Entries from a visual dataset
"""
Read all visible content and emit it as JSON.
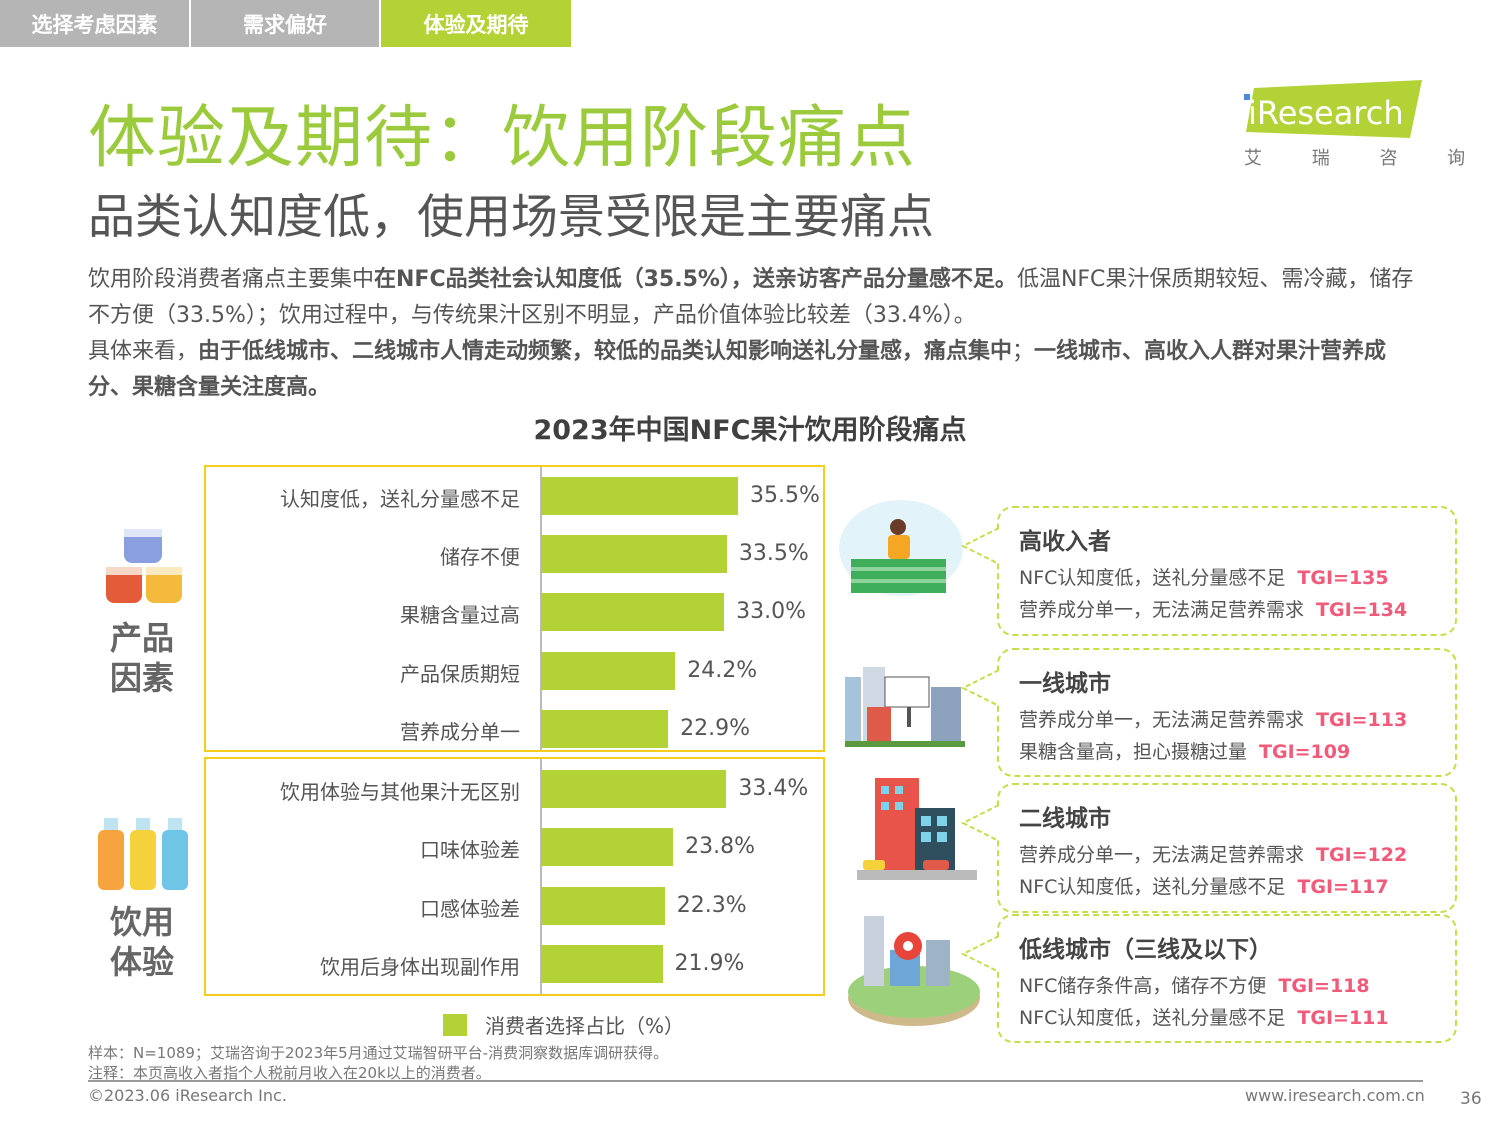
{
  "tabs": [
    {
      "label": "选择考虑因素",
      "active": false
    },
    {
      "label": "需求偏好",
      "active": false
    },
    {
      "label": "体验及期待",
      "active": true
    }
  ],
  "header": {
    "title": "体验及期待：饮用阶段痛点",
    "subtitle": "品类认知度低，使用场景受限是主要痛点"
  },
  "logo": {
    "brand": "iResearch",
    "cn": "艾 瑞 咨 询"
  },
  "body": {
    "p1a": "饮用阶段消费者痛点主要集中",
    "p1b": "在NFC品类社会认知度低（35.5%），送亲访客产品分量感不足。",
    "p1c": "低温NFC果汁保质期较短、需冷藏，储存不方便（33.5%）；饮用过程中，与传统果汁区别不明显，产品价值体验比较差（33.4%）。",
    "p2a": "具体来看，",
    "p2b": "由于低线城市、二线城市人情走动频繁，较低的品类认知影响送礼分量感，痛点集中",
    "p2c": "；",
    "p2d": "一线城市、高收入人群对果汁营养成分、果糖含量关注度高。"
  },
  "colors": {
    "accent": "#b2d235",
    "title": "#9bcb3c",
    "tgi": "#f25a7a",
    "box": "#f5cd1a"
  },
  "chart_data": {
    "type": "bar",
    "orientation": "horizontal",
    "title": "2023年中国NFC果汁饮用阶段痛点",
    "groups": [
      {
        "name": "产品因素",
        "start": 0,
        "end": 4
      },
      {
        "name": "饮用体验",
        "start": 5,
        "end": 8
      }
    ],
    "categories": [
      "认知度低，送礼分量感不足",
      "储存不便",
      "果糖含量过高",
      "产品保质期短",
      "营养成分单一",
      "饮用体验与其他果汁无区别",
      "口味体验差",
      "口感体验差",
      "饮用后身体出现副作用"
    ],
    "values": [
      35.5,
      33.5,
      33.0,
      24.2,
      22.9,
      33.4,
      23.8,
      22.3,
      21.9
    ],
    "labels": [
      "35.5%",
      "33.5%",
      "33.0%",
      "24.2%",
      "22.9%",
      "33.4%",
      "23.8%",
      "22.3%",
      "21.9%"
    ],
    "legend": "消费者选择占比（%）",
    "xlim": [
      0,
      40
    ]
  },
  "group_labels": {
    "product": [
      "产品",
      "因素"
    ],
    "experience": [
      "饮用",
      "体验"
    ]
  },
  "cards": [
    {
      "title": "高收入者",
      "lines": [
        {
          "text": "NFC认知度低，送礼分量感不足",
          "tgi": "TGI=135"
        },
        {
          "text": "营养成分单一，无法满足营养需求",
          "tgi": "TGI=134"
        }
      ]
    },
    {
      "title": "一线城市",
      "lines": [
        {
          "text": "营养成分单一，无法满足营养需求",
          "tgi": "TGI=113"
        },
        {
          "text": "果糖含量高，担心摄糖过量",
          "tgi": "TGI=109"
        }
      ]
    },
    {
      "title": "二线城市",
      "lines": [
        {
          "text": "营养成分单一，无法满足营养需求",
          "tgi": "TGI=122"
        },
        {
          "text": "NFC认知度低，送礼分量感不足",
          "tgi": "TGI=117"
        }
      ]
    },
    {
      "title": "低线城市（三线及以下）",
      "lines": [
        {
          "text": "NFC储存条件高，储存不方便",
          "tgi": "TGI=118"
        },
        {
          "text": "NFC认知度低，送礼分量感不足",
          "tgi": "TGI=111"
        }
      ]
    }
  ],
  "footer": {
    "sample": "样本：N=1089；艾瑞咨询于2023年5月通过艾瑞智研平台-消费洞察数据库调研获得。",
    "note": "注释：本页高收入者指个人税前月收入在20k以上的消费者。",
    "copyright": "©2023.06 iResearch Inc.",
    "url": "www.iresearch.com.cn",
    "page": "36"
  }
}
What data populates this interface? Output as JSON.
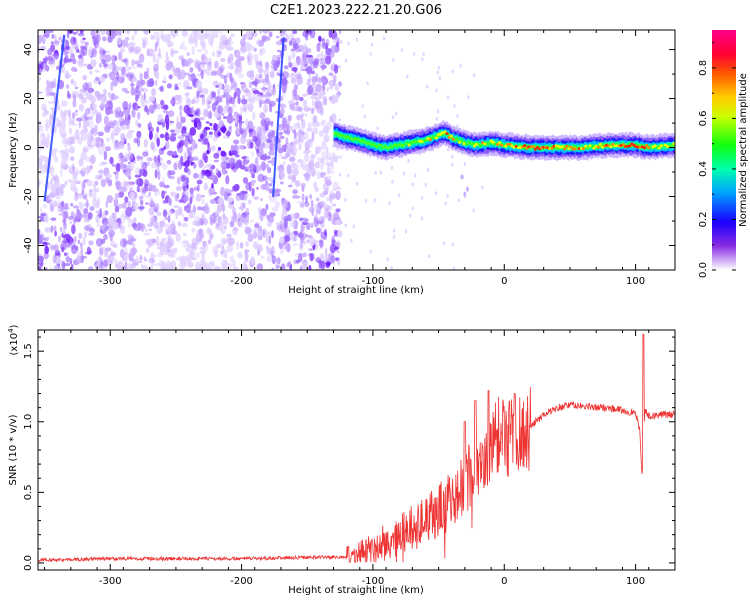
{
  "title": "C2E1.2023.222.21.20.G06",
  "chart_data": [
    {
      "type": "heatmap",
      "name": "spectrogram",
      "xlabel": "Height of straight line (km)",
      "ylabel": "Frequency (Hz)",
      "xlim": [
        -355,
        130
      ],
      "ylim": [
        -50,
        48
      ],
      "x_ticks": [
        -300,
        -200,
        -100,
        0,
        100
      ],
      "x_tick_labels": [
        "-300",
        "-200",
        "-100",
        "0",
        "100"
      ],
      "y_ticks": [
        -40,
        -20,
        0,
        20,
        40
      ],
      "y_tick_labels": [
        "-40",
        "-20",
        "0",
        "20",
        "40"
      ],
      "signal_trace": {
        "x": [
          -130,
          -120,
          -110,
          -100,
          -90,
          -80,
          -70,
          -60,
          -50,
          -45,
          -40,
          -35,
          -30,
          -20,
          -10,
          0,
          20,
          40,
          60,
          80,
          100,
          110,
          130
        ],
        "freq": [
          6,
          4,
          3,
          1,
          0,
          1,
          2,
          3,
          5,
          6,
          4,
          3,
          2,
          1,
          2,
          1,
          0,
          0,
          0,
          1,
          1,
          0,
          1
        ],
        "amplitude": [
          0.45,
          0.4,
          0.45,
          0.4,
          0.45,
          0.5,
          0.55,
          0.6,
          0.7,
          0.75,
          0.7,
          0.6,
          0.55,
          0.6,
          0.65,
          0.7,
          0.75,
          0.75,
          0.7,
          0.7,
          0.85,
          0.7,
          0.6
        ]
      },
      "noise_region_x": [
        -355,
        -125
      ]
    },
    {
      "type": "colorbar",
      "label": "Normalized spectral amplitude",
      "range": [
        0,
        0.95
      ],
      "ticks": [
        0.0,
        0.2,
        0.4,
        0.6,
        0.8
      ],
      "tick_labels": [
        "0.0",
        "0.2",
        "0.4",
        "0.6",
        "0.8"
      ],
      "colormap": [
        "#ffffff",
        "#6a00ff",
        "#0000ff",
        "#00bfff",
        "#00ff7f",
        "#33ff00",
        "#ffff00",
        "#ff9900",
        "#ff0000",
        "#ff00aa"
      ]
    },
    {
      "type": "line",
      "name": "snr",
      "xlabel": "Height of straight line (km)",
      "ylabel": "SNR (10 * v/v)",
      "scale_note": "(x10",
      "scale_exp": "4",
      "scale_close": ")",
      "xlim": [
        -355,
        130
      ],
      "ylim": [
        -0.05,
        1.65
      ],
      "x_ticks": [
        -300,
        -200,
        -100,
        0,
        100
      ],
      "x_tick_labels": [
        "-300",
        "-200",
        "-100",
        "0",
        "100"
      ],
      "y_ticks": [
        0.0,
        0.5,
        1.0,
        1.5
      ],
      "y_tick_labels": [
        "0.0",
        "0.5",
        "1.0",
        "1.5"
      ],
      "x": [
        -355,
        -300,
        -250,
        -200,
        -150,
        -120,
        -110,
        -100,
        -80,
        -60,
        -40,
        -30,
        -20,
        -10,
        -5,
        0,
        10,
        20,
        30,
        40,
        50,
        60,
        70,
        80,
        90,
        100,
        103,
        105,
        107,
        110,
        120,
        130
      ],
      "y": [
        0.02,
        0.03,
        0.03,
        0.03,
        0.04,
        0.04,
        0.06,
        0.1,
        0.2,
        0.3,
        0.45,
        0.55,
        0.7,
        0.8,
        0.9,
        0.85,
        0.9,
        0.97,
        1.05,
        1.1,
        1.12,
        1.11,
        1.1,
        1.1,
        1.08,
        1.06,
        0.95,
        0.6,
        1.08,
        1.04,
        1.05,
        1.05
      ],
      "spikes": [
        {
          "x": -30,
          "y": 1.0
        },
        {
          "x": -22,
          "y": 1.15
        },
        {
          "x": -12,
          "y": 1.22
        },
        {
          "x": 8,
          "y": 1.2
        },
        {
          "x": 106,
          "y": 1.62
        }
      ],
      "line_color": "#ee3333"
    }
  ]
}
"""
Your objective >> Without the pictures, transcribe the listing above exactly.

Completed task >>
Read all visible content and emit it as JSON.
{
  "tabs": [
    {
      "label": "选择考虑因素",
      "active": false
    },
    {
      "label": "需求偏好",
      "active": false
    },
    {
      "label": "体验及期待",
      "active": true
    }
  ],
  "header": {
    "title": "体验及期待：饮用阶段痛点",
    "subtitle": "品类认知度低，使用场景受限是主要痛点"
  },
  "logo": {
    "brand": "iResearch",
    "cn": "艾 瑞 咨 询"
  },
  "body": {
    "p1a": "饮用阶段消费者痛点主要集中",
    "p1b": "在NFC品类社会认知度低（35.5%），送亲访客产品分量感不足。",
    "p1c": "低温NFC果汁保质期较短、需冷藏，储存不方便（33.5%）；饮用过程中，与传统果汁区别不明显，产品价值体验比较差（33.4%）。",
    "p2a": "具体来看，",
    "p2b": "由于低线城市、二线城市人情走动频繁，较低的品类认知影响送礼分量感，痛点集中",
    "p2c": "；",
    "p2d": "一线城市、高收入人群对果汁营养成分、果糖含量关注度高。"
  },
  "colors": {
    "accent": "#b2d235",
    "title": "#9bcb3c",
    "tgi": "#f25a7a",
    "box": "#f5cd1a"
  },
  "chart_data": {
    "type": "bar",
    "orientation": "horizontal",
    "title": "2023年中国NFC果汁饮用阶段痛点",
    "groups": [
      {
        "name": "产品因素",
        "start": 0,
        "end": 4
      },
      {
        "name": "饮用体验",
        "start": 5,
        "end": 8
      }
    ],
    "categories": [
      "认知度低，送礼分量感不足",
      "储存不便",
      "果糖含量过高",
      "产品保质期短",
      "营养成分单一",
      "饮用体验与其他果汁无区别",
      "口味体验差",
      "口感体验差",
      "饮用后身体出现副作用"
    ],
    "values": [
      35.5,
      33.5,
      33.0,
      24.2,
      22.9,
      33.4,
      23.8,
      22.3,
      21.9
    ],
    "labels": [
      "35.5%",
      "33.5%",
      "33.0%",
      "24.2%",
      "22.9%",
      "33.4%",
      "23.8%",
      "22.3%",
      "21.9%"
    ],
    "legend": "消费者选择占比（%）",
    "xlim": [
      0,
      40
    ]
  },
  "group_labels": {
    "product": [
      "产品",
      "因素"
    ],
    "experience": [
      "饮用",
      "体验"
    ]
  },
  "cards": [
    {
      "title": "高收入者",
      "lines": [
        {
          "text": "NFC认知度低，送礼分量感不足",
          "tgi": "TGI=135"
        },
        {
          "text": "营养成分单一，无法满足营养需求",
          "tgi": "TGI=134"
        }
      ]
    },
    {
      "title": "一线城市",
      "lines": [
        {
          "text": "营养成分单一，无法满足营养需求",
          "tgi": "TGI=113"
        },
        {
          "text": "果糖含量高，担心摄糖过量",
          "tgi": "TGI=109"
        }
      ]
    },
    {
      "title": "二线城市",
      "lines": [
        {
          "text": "营养成分单一，无法满足营养需求",
          "tgi": "TGI=122"
        },
        {
          "text": "NFC认知度低，送礼分量感不足",
          "tgi": "TGI=117"
        }
      ]
    },
    {
      "title": "低线城市（三线及以下）",
      "lines": [
        {
          "text": "NFC储存条件高，储存不方便",
          "tgi": "TGI=118"
        },
        {
          "text": "NFC认知度低，送礼分量感不足",
          "tgi": "TGI=111"
        }
      ]
    }
  ],
  "footer": {
    "sample": "样本：N=1089；艾瑞咨询于2023年5月通过艾瑞智研平台-消费洞察数据库调研获得。",
    "note": "注释：本页高收入者指个人税前月收入在20k以上的消费者。",
    "copyright": "©2023.06 iResearch Inc.",
    "url": "www.iresearch.com.cn",
    "page": "36"
  }
}
What data populates this interface? Output as JSON.
{
  "title": "C2E1.2023.222.21.20.G06",
  "chart_data": [
    {
      "type": "heatmap",
      "name": "spectrogram",
      "xlabel": "Height of straight line (km)",
      "ylabel": "Frequency (Hz)",
      "xlim": [
        -355,
        130
      ],
      "ylim": [
        -50,
        48
      ],
      "x_ticks": [
        -300,
        -200,
        -100,
        0,
        100
      ],
      "x_tick_labels": [
        "-300",
        "-200",
        "-100",
        "0",
        "100"
      ],
      "y_ticks": [
        -40,
        -20,
        0,
        20,
        40
      ],
      "y_tick_labels": [
        "-40",
        "-20",
        "0",
        "20",
        "40"
      ],
      "signal_trace": {
        "x": [
          -130,
          -120,
          -110,
          -100,
          -90,
          -80,
          -70,
          -60,
          -50,
          -45,
          -40,
          -35,
          -30,
          -20,
          -10,
          0,
          20,
          40,
          60,
          80,
          100,
          110,
          130
        ],
        "freq": [
          6,
          4,
          3,
          1,
          0,
          1,
          2,
          3,
          5,
          6,
          4,
          3,
          2,
          1,
          2,
          1,
          0,
          0,
          0,
          1,
          1,
          0,
          1
        ],
        "amplitude": [
          0.45,
          0.4,
          0.45,
          0.4,
          0.45,
          0.5,
          0.55,
          0.6,
          0.7,
          0.75,
          0.7,
          0.6,
          0.55,
          0.6,
          0.65,
          0.7,
          0.75,
          0.75,
          0.7,
          0.7,
          0.85,
          0.7,
          0.6
        ]
      },
      "noise_region_x": [
        -355,
        -125
      ]
    },
    {
      "type": "colorbar",
      "label": "Normalized spectral amplitude",
      "range": [
        0,
        0.95
      ],
      "ticks": [
        0.0,
        0.2,
        0.4,
        0.6,
        0.8
      ],
      "tick_labels": [
        "0.0",
        "0.2",
        "0.4",
        "0.6",
        "0.8"
      ],
      "colormap": [
        "#ffffff",
        "#6a00ff",
        "#0000ff",
        "#00bfff",
        "#00ff7f",
        "#33ff00",
        "#ffff00",
        "#ff9900",
        "#ff0000",
        "#ff00aa"
      ]
    },
    {
      "type": "line",
      "name": "snr",
      "xlabel": "Height of straight line (km)",
      "ylabel": "SNR (10 * v/v)",
      "scale_note": "(x10",
      "scale_exp": "4",
      "scale_close": ")",
      "xlim": [
        -355,
        130
      ],
      "ylim": [
        -0.05,
        1.65
      ],
      "x_ticks": [
        -300,
        -200,
        -100,
        0,
        100
      ],
      "x_tick_labels": [
        "-300",
        "-200",
        "-100",
        "0",
        "100"
      ],
      "y_ticks": [
        0.0,
        0.5,
        1.0,
        1.5
      ],
      "y_tick_labels": [
        "0.0",
        "0.5",
        "1.0",
        "1.5"
      ],
      "x": [
        -355,
        -300,
        -250,
        -200,
        -150,
        -120,
        -110,
        -100,
        -80,
        -60,
        -40,
        -30,
        -20,
        -10,
        -5,
        0,
        10,
        20,
        30,
        40,
        50,
        60,
        70,
        80,
        90,
        100,
        103,
        105,
        107,
        110,
        120,
        130
      ],
      "y": [
        0.02,
        0.03,
        0.03,
        0.03,
        0.04,
        0.04,
        0.06,
        0.1,
        0.2,
        0.3,
        0.45,
        0.55,
        0.7,
        0.8,
        0.9,
        0.85,
        0.9,
        0.97,
        1.05,
        1.1,
        1.12,
        1.11,
        1.1,
        1.1,
        1.08,
        1.06,
        0.95,
        0.6,
        1.08,
        1.04,
        1.05,
        1.05
      ],
      "spikes": [
        {
          "x": -30,
          "y": 1.0
        },
        {
          "x": -22,
          "y": 1.15
        },
        {
          "x": -12,
          "y": 1.22
        },
        {
          "x": 8,
          "y": 1.2
        },
        {
          "x": 106,
          "y": 1.62
        }
      ],
      "line_color": "#ee3333"
    }
  ]
}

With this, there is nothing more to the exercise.